What you should do: Omit the pictures and output every entry below exactly as written.

_____

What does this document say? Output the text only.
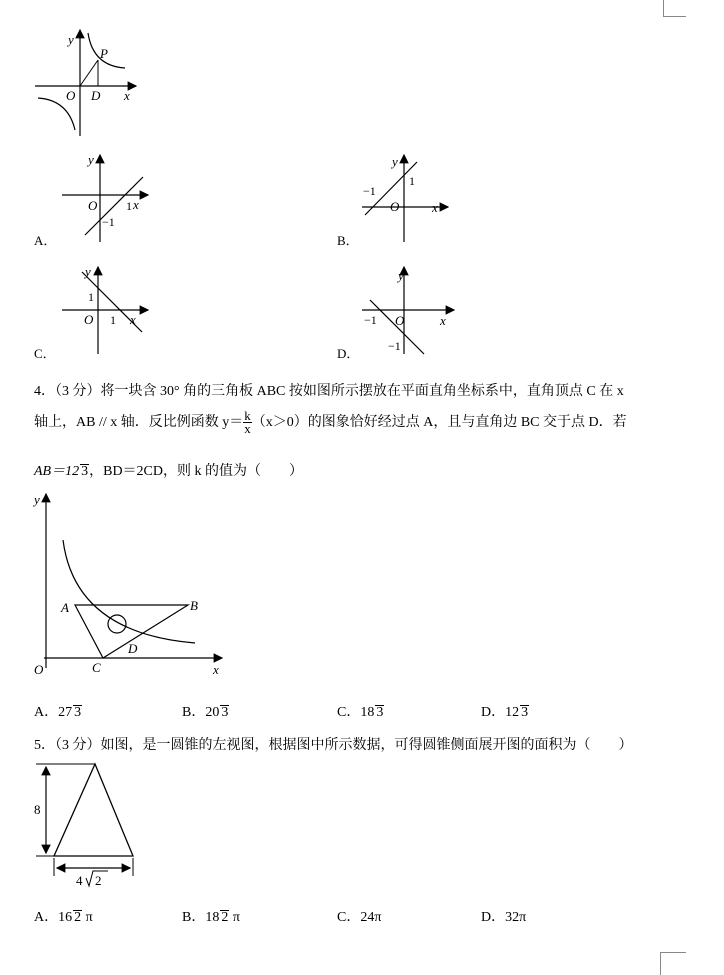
y
P
O D x
y
O 1 x
−1
A．
y
−1
1
O	x
B．
y
1
O 1 x
C．
y
−1 O	x
−1
D．
4．（3 分）将一块含 30° 角的三角板 ABC 按如图所示摆放在平面直角坐标系中，直角顶点 C 在 x
轴上，AB // x 轴．反比例函数 $y= \frac{k}{x} (x>0)$的图象恰好经过点 A，且与直角边 BC 交于点 D．若
AB＝12 3，BD＝2CD，则 k 的值为（　　）
y
A	B
D
O	C	x
A．27 3	B．20 3	C．18 3	D．12 3
5．（3 分）如图，是一圆锥的左视图，根据图中所示数据，可得圆锥侧面展开图的面积为（　　）
8
4 2
A．16 2 π	B．18 2 π	C．24π	D．32π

_____

Task answer:
What does this document say? Output the text only.
y
P
O D x
y
O 1 x
−1
A．
y
−1
1
O	x
B．
y
1
O 1 x
C．
y
−1 O	x
−1
D．
4．（3 分）将一块含 30° 角的三角板 ABC 按如图所示摆放在平面直角坐标系中，直角顶点 C 在 x
轴上，AB // x 轴．反比例函数 $y= \frac{k}{x} (x>0)$的图象恰好经过点 A，且与直角边 BC 交于点 D．若
AB＝12 3，BD＝2CD，则 k 的值为（　　）
y
A	B
D
O	C	x
A．27 3	B．20 3	C．18 3	D．12 3
5．（3 分）如图，是一圆锥的左视图，根据图中所示数据，可得圆锥侧面展开图的面积为（　　）
8
4 2
A．16 2 π	B．18 2 π	C．24π	D．32π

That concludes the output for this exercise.